* Brief *
Of the lines in the listing below, how many hold "gian"? Answer with the number only.

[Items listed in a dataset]
:::

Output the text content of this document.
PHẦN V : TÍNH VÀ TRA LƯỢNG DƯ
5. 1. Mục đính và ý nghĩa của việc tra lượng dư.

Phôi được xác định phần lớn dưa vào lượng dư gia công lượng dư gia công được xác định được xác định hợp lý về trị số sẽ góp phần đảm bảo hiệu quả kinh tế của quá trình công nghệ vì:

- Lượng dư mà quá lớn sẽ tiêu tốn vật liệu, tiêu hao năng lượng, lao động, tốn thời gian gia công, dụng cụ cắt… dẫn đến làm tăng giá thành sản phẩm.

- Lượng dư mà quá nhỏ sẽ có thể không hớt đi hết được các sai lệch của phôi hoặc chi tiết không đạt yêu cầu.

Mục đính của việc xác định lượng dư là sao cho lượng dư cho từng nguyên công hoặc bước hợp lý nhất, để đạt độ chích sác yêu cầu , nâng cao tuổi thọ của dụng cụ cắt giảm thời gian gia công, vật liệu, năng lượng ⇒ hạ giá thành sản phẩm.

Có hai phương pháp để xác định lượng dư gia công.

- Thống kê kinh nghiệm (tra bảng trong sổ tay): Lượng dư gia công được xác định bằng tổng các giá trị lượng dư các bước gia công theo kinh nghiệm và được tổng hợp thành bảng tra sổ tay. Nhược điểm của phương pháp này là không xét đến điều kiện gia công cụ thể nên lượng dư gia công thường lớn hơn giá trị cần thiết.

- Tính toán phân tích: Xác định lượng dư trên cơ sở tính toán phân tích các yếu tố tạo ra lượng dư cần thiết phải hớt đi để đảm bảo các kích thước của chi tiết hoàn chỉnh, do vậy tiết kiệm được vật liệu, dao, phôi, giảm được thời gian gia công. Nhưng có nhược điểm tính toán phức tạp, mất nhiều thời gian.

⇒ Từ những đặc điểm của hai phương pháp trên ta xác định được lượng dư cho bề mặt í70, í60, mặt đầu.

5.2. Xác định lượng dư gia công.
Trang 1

:::

* The response *
3